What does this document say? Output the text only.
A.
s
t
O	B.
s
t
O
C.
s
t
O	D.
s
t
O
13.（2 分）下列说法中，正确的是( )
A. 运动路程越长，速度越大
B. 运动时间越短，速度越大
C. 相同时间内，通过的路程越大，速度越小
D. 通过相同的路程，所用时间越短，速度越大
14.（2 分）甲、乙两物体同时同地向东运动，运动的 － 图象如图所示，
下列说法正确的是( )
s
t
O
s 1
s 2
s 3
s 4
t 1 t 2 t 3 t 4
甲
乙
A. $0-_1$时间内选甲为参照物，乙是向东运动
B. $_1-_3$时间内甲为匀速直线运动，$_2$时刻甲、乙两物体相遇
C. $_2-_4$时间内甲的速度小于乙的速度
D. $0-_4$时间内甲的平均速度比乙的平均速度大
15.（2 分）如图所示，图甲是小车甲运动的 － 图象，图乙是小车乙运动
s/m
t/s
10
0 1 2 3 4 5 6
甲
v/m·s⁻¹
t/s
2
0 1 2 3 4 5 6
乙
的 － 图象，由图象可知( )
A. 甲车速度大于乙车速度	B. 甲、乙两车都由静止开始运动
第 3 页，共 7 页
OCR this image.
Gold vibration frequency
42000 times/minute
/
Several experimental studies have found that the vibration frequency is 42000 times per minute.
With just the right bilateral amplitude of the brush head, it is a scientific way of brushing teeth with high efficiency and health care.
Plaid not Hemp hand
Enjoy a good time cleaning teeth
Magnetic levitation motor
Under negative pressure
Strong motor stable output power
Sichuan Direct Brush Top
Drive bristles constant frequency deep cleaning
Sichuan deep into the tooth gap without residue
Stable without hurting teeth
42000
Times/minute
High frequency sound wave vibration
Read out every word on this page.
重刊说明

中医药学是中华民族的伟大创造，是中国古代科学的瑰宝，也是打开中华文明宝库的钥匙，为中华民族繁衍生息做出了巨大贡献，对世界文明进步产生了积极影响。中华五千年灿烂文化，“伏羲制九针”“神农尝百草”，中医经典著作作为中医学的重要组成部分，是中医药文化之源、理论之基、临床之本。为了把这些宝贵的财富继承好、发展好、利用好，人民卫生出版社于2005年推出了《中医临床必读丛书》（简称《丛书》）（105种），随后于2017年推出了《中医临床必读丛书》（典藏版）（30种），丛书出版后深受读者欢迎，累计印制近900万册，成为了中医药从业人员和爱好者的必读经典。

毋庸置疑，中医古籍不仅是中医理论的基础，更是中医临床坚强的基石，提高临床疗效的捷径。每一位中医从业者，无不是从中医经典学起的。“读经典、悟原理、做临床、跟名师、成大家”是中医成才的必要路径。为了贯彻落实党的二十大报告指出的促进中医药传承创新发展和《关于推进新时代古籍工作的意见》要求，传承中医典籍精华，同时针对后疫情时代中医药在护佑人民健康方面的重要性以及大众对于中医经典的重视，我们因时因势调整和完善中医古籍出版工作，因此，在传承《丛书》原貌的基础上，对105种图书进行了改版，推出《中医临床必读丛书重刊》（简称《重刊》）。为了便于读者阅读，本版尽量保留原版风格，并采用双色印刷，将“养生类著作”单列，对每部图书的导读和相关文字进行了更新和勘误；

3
★ ★ ★
* **Aim of the task**
Extract the complete listing verbatim.

* **Task response**
What does this document say? Output the text only.
A.
s
t
O	B.
s
t
O
C.
s
t
O	D.
s
t
O
13.（2 分）下列说法中，正确的是( )
A. 运动路程越长，速度越大
B. 运动时间越短，速度越大
C. 相同时间内，通过的路程越大，速度越小
D. 通过相同的路程，所用时间越短，速度越大
14.（2 分）甲、乙两物体同时同地向东运动，运动的 － 图象如图所示，
下列说法正确的是( )
s
t
O
s 1
s 2
s 3
s 4
t 1 t 2 t 3 t 4
甲
乙
A. $0-_1$时间内选甲为参照物，乙是向东运动
B. $_1-_3$时间内甲为匀速直线运动，$_2$时刻甲、乙两物体相遇
C. $_2-_4$时间内甲的速度小于乙的速度
D. $0-_4$时间内甲的平均速度比乙的平均速度大
15.（2 分）如图所示，图甲是小车甲运动的 － 图象，图乙是小车乙运动
s/m
t/s
10
0 1 2 3 4 5 6
甲
v/m·s⁻¹
t/s
2
0 1 2 3 4 5 6
乙
的 － 图象，由图象可知( )
A. 甲车速度大于乙车速度	B. 甲、乙两车都由静止开始运动
第 3 页，共 7 页
OCR this image.
Gold vibration frequency
42000 times/minute
/
Several experimental studies have found that the vibration frequency is 42000 times per minute.
With just the right bilateral amplitude of the brush head, it is a scientific way of brushing teeth with high efficiency and health care.
Plaid not Hemp hand
Enjoy a good time cleaning teeth
Magnetic levitation motor
Under negative pressure
Strong motor stable output power
Sichuan Direct Brush Top
Drive bristles constant frequency deep cleaning
Sichuan deep into the tooth gap without residue
Stable without hurting teeth
42000
Times/minute
High frequency sound wave vibration
Read out every word on this page.
重刊说明

中医药学是中华民族的伟大创造，是中国古代科学的瑰宝，也是打开中华文明宝库的钥匙，为中华民族繁衍生息做出了巨大贡献，对世界文明进步产生了积极影响。中华五千年灿烂文化，“伏羲制九针”“神农尝百草”，中医经典著作作为中医学的重要组成部分，是中医药文化之源、理论之基、临床之本。为了把这些宝贵的财富继承好、发展好、利用好，人民卫生出版社于2005年推出了《中医临床必读丛书》（简称《丛书》）（105种），随后于2017年推出了《中医临床必读丛书》（典藏版）（30种），丛书出版后深受读者欢迎，累计印制近900万册，成为了中医药从业人员和爱好者的必读经典。

毋庸置疑，中医古籍不仅是中医理论的基础，更是中医临床坚强的基石，提高临床疗效的捷径。每一位中医从业者，无不是从中医经典学起的。“读经典、悟原理、做临床、跟名师、成大家”是中医成才的必要路径。为了贯彻落实党的二十大报告指出的促进中医药传承创新发展和《关于推进新时代古籍工作的意见》要求，传承中医典籍精华，同时针对后疫情时代中医药在护佑人民健康方面的重要性以及大众对于中医经典的重视，我们因时因势调整和完善中医古籍出版工作，因此，在传承《丛书》原貌的基础上，对105种图书进行了改版，推出《中医临床必读丛书重刊》（简称《重刊》）。为了便于读者阅读，本版尽量保留原版风格，并采用双色印刷，将“养生类著作”单列，对每部图书的导读和相关文字进行了更新和勘误；

3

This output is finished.